* [Document section]:
--------------------------------------------------

CIDR (Classless Inter-Domain Routing) notation is a compact way to represent IP address ranges. It combines an IP address with a prefix length (e.g., 192.168.1.0/24). The number after the slash indicates how many bits define the network portion, with remaining bits available for host addresses.
How do I calculate usable hosts from CIDR?
Usable hosts = 2^(32 - prefix) - 2. You subtract 2 because the first address is the network address and the last is the broadcast address. For example, /24 gives 2^8 - 2 = 254 usable hosts. /30 gives 2^2 - 2 = 2 usable hosts (common for point-to-point links).
What is the difference between /24 and /16?
/24 uses 24 bits for the network, leaving 8 bits for hosts (254 usable addresses). /16 uses 16 bits for the network, leaving 16 bits for hosts (65,534 usable addresses). A /16 is 256 times larger than a /24.
What CIDR should I use for a small office?
For small networks: /24 (254 hosts) is common for offices. /25 gives 126 hosts, /26 gives 62 hosts, /27 gives 30 hosts. Choose based on current devices plus 50-100% growth room. For home networks, /24 is typical.
What is a subnet mask?
A subnet mask is a 32-bit number that separates the network and host portions of an IP address. In dotted decimal, /24 equals 255.255.255.0, /16 equals 255.255.0.0, and /8 equals 255.0.0.0. Routers use subnet masks to determine if traffic stays local or needs forwarding.
What is the broadcast address?
The broadcast address is the last address in a subnet, used to send packets to all hosts on that network. For 192.168.1.0/24, the broadcast is 192.168.1.255. You cannot assign the broadcast address to a device.

--------------------------------------------------

* [Available data]:
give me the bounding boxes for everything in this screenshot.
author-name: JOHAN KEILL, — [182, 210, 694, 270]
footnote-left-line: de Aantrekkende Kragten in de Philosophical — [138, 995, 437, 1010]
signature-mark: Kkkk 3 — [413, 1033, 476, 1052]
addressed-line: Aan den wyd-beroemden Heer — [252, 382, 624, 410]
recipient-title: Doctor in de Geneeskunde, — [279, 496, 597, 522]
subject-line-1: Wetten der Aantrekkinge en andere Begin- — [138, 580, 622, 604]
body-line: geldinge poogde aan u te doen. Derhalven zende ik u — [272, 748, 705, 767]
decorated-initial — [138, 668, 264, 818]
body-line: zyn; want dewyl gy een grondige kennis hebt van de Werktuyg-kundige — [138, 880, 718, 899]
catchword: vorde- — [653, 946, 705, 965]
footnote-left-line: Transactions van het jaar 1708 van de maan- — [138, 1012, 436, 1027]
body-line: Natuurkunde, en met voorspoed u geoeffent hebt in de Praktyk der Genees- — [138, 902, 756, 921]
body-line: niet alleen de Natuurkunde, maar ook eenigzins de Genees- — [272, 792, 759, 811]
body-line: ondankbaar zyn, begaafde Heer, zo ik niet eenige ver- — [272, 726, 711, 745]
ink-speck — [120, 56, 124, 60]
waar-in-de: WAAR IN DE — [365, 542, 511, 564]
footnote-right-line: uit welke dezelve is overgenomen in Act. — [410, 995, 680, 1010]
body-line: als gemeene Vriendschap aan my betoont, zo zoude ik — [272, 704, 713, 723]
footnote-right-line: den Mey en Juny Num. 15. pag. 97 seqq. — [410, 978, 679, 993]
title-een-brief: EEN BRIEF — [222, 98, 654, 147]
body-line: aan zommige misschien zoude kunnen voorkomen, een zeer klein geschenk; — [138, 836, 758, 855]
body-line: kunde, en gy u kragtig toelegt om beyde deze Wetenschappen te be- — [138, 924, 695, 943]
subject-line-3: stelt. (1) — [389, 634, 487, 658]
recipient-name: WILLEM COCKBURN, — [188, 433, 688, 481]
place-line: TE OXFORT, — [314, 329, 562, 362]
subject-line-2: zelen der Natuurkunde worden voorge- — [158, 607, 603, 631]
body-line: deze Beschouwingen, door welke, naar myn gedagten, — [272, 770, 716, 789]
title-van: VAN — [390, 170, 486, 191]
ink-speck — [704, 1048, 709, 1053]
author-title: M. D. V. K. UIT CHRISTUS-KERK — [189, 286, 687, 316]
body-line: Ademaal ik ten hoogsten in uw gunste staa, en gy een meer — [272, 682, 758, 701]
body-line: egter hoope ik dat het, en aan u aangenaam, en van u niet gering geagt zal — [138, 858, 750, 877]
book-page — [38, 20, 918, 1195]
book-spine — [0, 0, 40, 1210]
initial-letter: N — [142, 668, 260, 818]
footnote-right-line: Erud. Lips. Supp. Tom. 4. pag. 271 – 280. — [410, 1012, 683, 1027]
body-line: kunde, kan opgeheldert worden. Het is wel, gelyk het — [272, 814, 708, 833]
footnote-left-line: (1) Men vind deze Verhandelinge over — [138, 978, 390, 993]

--------------------------------------------------

* [Exercise 1]: In the CIDR text, what is the broadcast address for 192.168.1.0/24?
* [Exercise 2]: Reproduce the passage of the CIDR text starting at "What CIDR should" and ending at "or needs forwarding.".

* [Reply 1]: 192.168.1.255

* [Reply 2]:
What CIDR should I use for a small office?
For small networks: /24 (254 hosts) is common for offices. /25 gives 126 hosts, /26 gives 62 hosts, /27 gives 30 hosts. Choose based on current devices plus 50-100% growth room. For home networks, /24 is typical.
What is a subnet mask?
A subnet mask is a 32-bit number that separates the network and host portions of an IP address. In dotted decimal, /24 equals 255.255.255.0, /16 equals 255.255.0.0, and /8 equals 255.0.0.0. Routers use subnet masks to determine if traffic stays local or needs forwarding.